'''

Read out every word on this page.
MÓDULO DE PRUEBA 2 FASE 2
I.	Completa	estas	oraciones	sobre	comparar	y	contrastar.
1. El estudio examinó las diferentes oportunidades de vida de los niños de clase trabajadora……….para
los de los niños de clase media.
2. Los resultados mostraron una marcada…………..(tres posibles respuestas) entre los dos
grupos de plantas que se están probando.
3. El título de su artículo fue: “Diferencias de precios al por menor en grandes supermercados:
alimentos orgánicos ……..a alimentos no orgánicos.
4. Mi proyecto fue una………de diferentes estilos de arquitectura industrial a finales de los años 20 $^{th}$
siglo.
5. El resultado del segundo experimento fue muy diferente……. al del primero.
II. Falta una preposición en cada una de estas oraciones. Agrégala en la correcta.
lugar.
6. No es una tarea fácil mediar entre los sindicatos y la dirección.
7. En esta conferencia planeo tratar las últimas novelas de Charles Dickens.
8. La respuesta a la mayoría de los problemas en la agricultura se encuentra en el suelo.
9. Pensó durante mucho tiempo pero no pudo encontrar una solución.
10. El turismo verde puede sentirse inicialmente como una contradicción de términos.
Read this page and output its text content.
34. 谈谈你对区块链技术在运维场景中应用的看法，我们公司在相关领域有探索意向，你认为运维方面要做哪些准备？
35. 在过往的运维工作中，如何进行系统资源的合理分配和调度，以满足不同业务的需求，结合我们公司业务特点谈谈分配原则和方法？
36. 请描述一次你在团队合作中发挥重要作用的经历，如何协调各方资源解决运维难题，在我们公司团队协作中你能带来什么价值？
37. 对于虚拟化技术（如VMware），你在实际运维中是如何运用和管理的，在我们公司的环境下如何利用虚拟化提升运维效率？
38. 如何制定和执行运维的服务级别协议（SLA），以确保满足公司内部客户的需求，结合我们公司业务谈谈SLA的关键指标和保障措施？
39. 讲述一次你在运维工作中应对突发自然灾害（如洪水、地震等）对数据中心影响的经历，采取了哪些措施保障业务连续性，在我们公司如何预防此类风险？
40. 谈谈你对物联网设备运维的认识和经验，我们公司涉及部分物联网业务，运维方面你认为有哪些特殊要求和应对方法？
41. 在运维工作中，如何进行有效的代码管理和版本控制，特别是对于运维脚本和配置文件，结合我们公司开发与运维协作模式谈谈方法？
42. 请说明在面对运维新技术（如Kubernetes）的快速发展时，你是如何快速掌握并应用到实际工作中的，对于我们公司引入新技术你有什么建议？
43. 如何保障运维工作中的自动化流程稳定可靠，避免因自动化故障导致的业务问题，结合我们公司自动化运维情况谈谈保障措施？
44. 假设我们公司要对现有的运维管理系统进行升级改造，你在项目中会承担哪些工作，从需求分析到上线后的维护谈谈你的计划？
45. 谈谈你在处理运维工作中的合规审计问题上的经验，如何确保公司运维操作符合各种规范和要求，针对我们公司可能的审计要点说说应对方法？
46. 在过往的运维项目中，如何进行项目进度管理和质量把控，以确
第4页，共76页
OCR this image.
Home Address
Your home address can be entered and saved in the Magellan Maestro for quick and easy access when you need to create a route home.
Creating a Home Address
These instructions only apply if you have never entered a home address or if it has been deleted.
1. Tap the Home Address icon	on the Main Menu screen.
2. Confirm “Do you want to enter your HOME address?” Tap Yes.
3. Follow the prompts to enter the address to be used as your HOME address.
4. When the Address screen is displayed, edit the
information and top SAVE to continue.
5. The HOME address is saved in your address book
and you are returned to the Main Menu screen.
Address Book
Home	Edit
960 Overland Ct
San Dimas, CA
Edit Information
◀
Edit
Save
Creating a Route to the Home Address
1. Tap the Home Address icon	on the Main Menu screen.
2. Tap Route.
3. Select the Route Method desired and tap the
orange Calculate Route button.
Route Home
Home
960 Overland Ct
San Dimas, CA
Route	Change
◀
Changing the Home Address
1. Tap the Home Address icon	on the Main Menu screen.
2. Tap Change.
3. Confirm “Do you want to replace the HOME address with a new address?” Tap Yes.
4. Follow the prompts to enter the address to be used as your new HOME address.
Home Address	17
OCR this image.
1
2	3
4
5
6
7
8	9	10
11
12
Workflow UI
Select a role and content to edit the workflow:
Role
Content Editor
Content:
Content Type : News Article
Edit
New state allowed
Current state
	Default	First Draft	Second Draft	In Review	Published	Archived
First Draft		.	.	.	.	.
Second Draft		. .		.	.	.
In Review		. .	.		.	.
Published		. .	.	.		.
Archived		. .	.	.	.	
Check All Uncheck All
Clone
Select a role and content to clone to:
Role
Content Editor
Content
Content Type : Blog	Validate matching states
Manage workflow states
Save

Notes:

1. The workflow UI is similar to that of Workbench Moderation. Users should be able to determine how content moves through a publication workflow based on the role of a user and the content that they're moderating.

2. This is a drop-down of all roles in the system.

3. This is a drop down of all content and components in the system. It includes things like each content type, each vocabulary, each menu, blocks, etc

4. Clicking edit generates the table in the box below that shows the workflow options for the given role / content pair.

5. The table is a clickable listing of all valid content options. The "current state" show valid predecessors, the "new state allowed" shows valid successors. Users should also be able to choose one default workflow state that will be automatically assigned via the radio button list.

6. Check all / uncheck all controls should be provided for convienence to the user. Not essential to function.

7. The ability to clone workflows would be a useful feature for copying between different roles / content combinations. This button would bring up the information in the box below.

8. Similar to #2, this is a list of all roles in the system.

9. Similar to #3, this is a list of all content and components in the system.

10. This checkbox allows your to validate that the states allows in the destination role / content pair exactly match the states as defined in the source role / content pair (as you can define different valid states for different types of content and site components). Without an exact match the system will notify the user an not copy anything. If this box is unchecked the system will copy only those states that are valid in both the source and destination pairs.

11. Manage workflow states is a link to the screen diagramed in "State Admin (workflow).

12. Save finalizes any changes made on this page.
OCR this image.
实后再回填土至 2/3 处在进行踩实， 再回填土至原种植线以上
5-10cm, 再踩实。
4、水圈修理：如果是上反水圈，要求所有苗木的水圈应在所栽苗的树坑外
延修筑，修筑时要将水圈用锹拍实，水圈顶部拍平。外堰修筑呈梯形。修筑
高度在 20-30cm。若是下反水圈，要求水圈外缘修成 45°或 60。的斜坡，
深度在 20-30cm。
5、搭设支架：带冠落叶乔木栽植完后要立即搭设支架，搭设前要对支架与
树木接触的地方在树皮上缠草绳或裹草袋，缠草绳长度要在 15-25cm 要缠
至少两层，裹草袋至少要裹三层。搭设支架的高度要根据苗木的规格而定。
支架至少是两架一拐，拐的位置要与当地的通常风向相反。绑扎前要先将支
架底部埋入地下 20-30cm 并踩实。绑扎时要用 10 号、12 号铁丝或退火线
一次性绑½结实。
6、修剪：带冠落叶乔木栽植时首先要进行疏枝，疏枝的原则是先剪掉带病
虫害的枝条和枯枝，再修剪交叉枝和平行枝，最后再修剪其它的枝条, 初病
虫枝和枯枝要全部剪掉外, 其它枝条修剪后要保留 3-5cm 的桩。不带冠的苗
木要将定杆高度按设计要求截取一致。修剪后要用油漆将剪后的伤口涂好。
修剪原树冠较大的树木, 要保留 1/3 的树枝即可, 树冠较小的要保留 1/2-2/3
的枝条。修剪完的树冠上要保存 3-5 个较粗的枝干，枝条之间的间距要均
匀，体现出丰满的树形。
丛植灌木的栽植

'''

TASK DETAILS:
List the lines of the material in which the word "page" occurs.

TASK OUTPUT:
Read out every word on this page.
Read this page and output its text content.
12. Save finalizes any changes made on this page.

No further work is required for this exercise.